» THE TASK
Repeat every record below exactly as it appears.

________________________

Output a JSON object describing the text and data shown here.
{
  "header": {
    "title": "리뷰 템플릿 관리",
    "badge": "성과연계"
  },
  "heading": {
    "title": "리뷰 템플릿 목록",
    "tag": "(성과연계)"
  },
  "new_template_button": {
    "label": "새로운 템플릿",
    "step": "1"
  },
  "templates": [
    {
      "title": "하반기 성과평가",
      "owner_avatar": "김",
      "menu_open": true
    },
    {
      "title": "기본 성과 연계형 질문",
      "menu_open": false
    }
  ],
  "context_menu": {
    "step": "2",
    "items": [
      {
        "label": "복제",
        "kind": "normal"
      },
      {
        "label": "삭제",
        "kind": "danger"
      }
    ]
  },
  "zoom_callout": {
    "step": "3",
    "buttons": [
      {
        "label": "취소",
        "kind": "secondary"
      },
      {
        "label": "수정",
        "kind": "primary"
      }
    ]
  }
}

________________________

» OUTPUT OF THE TASK
Output a JSON object describing the text and data shown here.
{
  "header": {
    "title": "리뷰 템플릿 관리",
    "badge": "성과연계"
  },
  "heading": {
    "title": "리뷰 템플릿 목록",
    "tag": "(성과연계)"
  },
  "new_template_button": {
    "label": "새로운 템플릿",
    "step": "1"
  },
  "templates": [
    {
      "title": "하반기 성과평가",
      "owner_avatar": "김",
      "menu_open": true
    },
    {
      "title": "기본 성과 연계형 질문",
      "menu_open": false
    }
  ],
  "context_menu": {
    "step": "2",
    "items": [
      {
        "label": "복제",
        "kind": "normal"
      },
      {
        "label": "삭제",
        "kind": "danger"
      }
    ]
  },
  "zoom_callout": {
    "step": "3",
    "buttons": [
      {
        "label": "취소",
        "kind": "secondary"
      },
      {
        "label": "수정",
        "kind": "primary"
      }
    ]
  }
}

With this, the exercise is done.